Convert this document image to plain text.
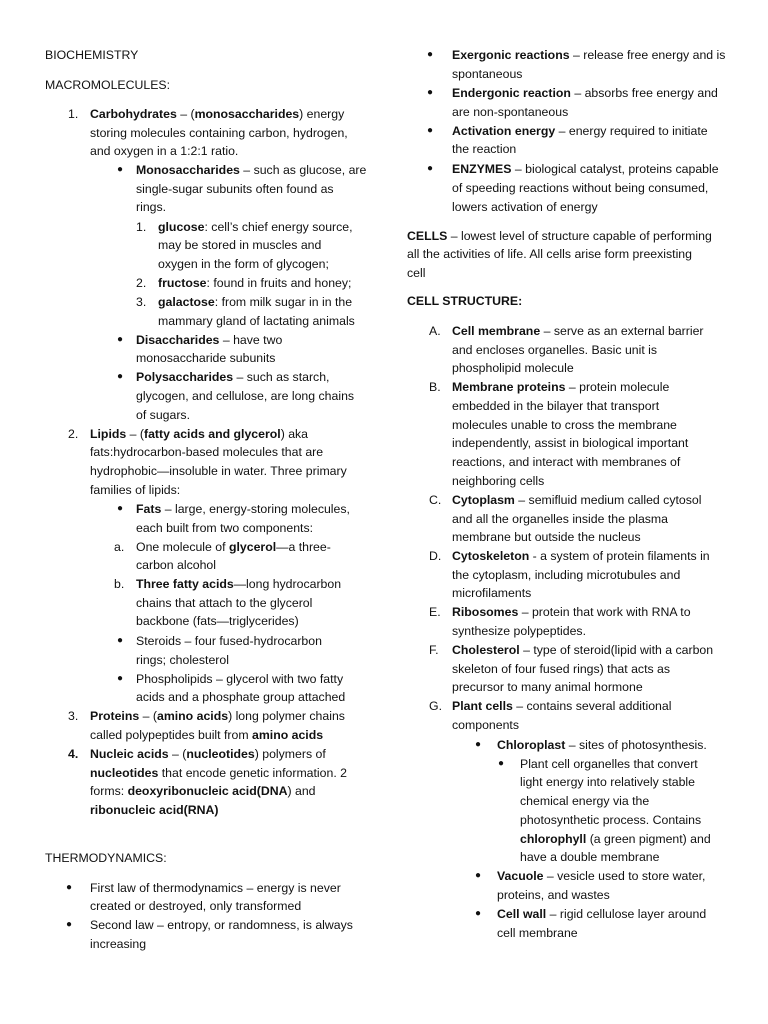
BIOCHEMISTRY
MACROMOLECULES:
1. Carbohydrates – (monosaccharides) energy
storing molecules containing carbon, hydrogen,
and oxygen in a 1:2:1 ratio.
● Monosaccharides – such as glucose, are
single-sugar subunits often found as
rings.
1. glucose: cell’s chief energy source,
may be stored in muscles and
oxygen in the form of glycogen;
2. fructose: found in fruits and honey;
3. galactose: from milk sugar in in the
mammary gland of lactating animals
● Disaccharides – have two
monosaccharide subunits
● Polysaccharides – such as starch,
glycogen, and cellulose, are long chains
of sugars.
2. Lipids – (fatty acids and glycerol) aka
fats:hydrocarbon-based molecules that are
hydrophobic—insoluble in water. Three primary
families of lipids:
● Fats – large, energy-storing molecules,
each built from two components:
a. One molecule of glycerol—a three-
carbon alcohol
b. Three fatty acids—long hydrocarbon
chains that attach to the glycerol
backbone (fats—triglycerides)
● Steroids – four fused-hydrocarbon
rings; cholesterol
● Phospholipids – glycerol with two fatty
acids and a phosphate group attached
3. Proteins – (amino acids) long polymer chains
called polypeptides built from amino acids
4. Nucleic acids – (nucleotides) polymers of
nucleotides that encode genetic information. 2
forms: deoxyribonucleic acid(DNA) and
ribonucleic acid(RNA)
THERMODYNAMICS:
● First law of thermodynamics – energy is never
created or destroyed, only transformed
● Second law – entropy, or randomness, is always
increasing
● Exergonic reactions – release free energy and is
spontaneous
● Endergonic reaction – absorbs free energy and
are non-spontaneous
● Activation energy – energy required to initiate
the reaction
● ENZYMES – biological catalyst, proteins capable
of speeding reactions without being consumed,
lowers activation of energy
CELLS – lowest level of structure capable of performing
all the activities of life. All cells arise form preexisting
cell
CELL STRUCTURE:
A. Cell membrane – serve as an external barrier
and encloses organelles. Basic unit is
phospholipid molecule
B. Membrane proteins – protein molecule
embedded in the bilayer that transport
molecules unable to cross the membrane
independently, assist in biological important
reactions, and interact with membranes of
neighboring cells
C. Cytoplasm – semifluid medium called cytosol
and all the organelles inside the plasma
membrane but outside the nucleus
D. Cytoskeleton - a system of protein filaments in
the cytoplasm, including microtubules and
microfilaments
E. Ribosomes – protein that work with RNA to
synthesize polypeptides.
F. Cholesterol – type of steroid(lipid with a carbon
skeleton of four fused rings) that acts as
precursor to many animal hormone
G. Plant cells – contains several additional
components
● Chloroplast – sites of photosynthesis.
● Plant cell organelles that convert
light energy into relatively stable
chemical energy via the
photosynthetic process. Contains
chlorophyll (a green pigment) and
have a double membrane
● Vacuole – vesicle used to store water,
proteins, and wastes
● Cell wall – rigid cellulose layer around
cell membrane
------------------------------------------------------------
AIM OF THE TASK -
Find the lines above that contain the word "acids" and copy each one.

TASK OUTPUT -
2. Lipids – (fatty acids and glycerol) aka
b. Three fatty acids—long hydrocarbon
acids and a phosphate group attached
3. Proteins – (amino acids) long polymer chains
called polypeptides built from amino acids
4. Nucleic acids – (nucleotides) polymers of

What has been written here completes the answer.